(Passage begins)
The present invention relates to a UBP1 protease mutant and the sequence coding it, their application as well as products and methods for their production. The present invention is used in the production of recombinant proteins, particularly on an industrial scale.
Ubiquitin is a protein commonly expressed in eukaryotes. It has been shown that it is a useful carrier for heterologous proteins obtained through expression in Escherichia coli (R. Baker, Current Opinion in Biotechnology 1996, 7:541-546). Ubiquitin is composed of 76 amino-acid residues, with a combined molecular mass of 8.8 kDa. This protein is an element of the universal protein modification system. Ubiquitination is involved in almost all metabolic processes, from cell division to its death. Ubiquitin is involved in the regulation of gene expression, DNA repair, and it influences chromatin activity. It takes part in oncogenesis. It also plays a pivotal role in the proteolysis of regulatory proteins with short half-lives, and proteins with longer half lives as well, which must be removed from a cell for various reasons.
Protein ubiquitination does not occur in bacteria. It has been shown that proteins fused to ubiquitin undergo greater expression in E. coli, and are more stable. Crystallographic analysis of ubiquitin using nuclear magnetic resonance demonstrated that both in solid state and in aqueous solution ubiquitin maintains a dense, globular structure (S. Vijay-Kumar, C. Bugg, W. Cook, J. Mol. Biol. 1987, 194:531-544). The hydrophobic core of ubiquitin is composed of five parallel lengths of the peptide chain, held together with regularly spaced hydrogen bonds, forming a so-called β-pleated sheet. Its surface edges are joined with short chain lengths, coiled into 3.5 turns of an α-helix. Such a structure gives ubiquitin an uncommon resistance to high temperatures, a wide range of pH and polarity changes in the environment (Harding M M, Williams D H, Woolfson D N Biochemistry 1991, 30:3120-3128).
(Passage ends)
## Work order
Rewrite the part of the ubiquitin text that opens with the words containing "Protein ubiquitination does" and closes with "Biochemistry 1991, 30:3120-3128).", changing "E. coli" to "Escherichia coli". These rows have no connection to the ubiquitin text.
(Provided data begins)
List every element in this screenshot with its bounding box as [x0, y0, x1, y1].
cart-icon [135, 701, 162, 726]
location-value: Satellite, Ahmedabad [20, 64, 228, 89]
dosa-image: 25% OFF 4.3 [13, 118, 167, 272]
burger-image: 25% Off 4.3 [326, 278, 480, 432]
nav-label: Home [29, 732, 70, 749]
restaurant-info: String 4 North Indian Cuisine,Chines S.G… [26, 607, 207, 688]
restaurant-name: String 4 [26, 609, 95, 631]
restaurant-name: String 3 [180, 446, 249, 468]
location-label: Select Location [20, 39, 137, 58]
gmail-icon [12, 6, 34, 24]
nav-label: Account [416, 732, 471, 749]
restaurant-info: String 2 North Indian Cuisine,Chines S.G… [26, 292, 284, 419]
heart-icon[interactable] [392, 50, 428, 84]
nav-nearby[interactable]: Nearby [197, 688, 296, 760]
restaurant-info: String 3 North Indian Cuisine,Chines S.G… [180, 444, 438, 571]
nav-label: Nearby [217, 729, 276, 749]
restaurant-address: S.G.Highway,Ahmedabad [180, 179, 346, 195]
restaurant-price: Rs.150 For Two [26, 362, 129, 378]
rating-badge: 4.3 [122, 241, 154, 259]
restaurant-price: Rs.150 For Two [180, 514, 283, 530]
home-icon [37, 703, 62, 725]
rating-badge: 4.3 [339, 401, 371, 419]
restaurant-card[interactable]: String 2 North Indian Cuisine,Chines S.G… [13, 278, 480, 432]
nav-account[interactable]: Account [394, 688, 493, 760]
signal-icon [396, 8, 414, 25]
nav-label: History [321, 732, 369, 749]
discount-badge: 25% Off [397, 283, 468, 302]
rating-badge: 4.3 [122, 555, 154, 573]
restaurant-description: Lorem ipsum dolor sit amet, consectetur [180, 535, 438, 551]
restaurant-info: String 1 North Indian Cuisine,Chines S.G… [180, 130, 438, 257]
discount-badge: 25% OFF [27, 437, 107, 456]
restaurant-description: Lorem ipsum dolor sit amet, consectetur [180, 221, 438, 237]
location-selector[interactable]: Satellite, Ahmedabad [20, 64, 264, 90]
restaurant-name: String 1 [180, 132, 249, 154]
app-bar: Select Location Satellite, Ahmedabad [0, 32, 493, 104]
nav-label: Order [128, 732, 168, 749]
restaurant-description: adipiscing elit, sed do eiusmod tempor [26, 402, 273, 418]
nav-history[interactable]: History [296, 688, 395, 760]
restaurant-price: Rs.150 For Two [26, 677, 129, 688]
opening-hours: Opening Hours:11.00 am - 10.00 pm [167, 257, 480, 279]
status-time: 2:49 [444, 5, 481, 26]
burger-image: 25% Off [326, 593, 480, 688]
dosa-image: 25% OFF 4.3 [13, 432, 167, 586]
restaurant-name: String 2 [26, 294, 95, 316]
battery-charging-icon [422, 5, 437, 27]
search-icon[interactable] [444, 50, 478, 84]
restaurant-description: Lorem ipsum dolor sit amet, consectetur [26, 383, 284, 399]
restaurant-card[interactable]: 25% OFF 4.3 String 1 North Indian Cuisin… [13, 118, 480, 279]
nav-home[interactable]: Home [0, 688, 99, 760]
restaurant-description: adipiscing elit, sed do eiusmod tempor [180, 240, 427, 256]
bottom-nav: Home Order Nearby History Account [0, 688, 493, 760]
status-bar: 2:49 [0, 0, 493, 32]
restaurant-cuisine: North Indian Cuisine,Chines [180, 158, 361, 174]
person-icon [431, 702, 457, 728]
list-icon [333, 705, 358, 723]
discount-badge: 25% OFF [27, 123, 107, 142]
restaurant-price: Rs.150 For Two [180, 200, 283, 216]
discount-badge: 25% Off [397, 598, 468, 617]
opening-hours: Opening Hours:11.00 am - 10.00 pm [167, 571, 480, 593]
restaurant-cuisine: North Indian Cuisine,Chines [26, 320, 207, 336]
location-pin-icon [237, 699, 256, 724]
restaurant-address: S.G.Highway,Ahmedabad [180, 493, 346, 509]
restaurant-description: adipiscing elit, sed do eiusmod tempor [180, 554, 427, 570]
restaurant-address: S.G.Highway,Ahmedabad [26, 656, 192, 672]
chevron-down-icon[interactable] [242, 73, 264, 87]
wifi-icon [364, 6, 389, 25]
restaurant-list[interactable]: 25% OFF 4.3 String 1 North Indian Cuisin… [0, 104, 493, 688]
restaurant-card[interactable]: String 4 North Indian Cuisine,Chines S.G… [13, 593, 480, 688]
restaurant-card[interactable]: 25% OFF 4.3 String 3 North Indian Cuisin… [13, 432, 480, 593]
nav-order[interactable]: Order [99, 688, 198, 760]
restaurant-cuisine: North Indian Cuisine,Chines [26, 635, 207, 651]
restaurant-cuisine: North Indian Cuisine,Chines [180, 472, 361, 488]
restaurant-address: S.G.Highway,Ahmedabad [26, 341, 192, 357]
(Provided data ends)
## Exercise response
Protein ubiquitination does not occur in bacteria. It has been shown that proteins fused to ubiquitin undergo greater expression in Escherichia coli, and are more stable. Crystallographic analysis of ubiquitin using nuclear magnetic resonance demonstrated that both in solid state and in aqueous solution ubiquitin maintains a dense, globular structure (S. Vijay-Kumar, C. Bugg, W. Cook, J. Mol. Biol. 1987, 194:531-544). The hydrophobic core of ubiquitin is composed of five parallel lengths of the peptide chain, held together with regularly spaced hydrogen bonds, forming a so-called β-pleated sheet. Its surface edges are joined with short chain lengths, coiled into 3.5 turns of an α-helix. Such a structure gives ubiquitin an uncommon resistance to high temperatures, a wide range of pH and polarity changes in the environment (Harding M M, Williams D H, Woolfson D N Biochemistry 1991, 30:3120-3128).